→ GIVEN PROBLEM: Copy each line of the data below with the word "down".
══ DATASET ROWS ══
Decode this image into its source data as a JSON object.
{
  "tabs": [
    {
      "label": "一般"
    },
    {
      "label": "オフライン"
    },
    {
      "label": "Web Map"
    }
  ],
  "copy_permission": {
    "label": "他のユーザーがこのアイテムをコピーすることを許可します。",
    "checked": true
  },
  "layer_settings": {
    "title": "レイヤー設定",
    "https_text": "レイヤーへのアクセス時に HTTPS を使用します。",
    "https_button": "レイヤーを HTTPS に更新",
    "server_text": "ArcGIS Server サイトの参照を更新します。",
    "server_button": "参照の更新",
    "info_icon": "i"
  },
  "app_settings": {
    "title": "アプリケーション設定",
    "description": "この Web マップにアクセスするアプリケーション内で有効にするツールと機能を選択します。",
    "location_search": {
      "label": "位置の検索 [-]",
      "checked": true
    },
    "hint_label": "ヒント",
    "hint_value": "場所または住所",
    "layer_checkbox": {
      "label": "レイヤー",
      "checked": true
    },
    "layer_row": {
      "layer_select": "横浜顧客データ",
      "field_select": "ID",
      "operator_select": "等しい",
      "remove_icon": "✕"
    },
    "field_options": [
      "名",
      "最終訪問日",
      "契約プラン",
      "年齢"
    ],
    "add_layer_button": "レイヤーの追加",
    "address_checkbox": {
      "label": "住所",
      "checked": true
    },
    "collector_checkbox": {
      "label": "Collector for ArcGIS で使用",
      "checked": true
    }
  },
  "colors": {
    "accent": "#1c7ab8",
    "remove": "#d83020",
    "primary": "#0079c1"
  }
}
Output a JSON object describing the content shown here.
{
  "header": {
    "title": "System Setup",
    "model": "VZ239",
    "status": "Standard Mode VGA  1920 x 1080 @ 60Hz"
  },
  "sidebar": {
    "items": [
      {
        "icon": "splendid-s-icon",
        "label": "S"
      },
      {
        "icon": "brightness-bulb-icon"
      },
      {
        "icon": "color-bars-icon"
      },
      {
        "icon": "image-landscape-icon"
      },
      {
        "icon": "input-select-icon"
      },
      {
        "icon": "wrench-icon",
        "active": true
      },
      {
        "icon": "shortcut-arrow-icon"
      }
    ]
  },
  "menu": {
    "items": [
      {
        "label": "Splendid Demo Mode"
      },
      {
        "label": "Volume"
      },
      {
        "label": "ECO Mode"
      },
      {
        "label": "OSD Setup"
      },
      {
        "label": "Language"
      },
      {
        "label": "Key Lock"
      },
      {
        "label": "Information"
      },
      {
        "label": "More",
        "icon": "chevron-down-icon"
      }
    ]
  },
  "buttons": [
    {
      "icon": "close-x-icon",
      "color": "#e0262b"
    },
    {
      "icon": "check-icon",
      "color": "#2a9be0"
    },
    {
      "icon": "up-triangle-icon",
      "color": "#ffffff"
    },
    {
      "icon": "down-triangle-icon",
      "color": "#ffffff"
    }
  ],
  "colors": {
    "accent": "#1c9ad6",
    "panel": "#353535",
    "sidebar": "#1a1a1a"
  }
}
═══
→ TASK RESPONSE:
        "icon": "chevron-down-icon"
      "icon": "down-triangle-icon",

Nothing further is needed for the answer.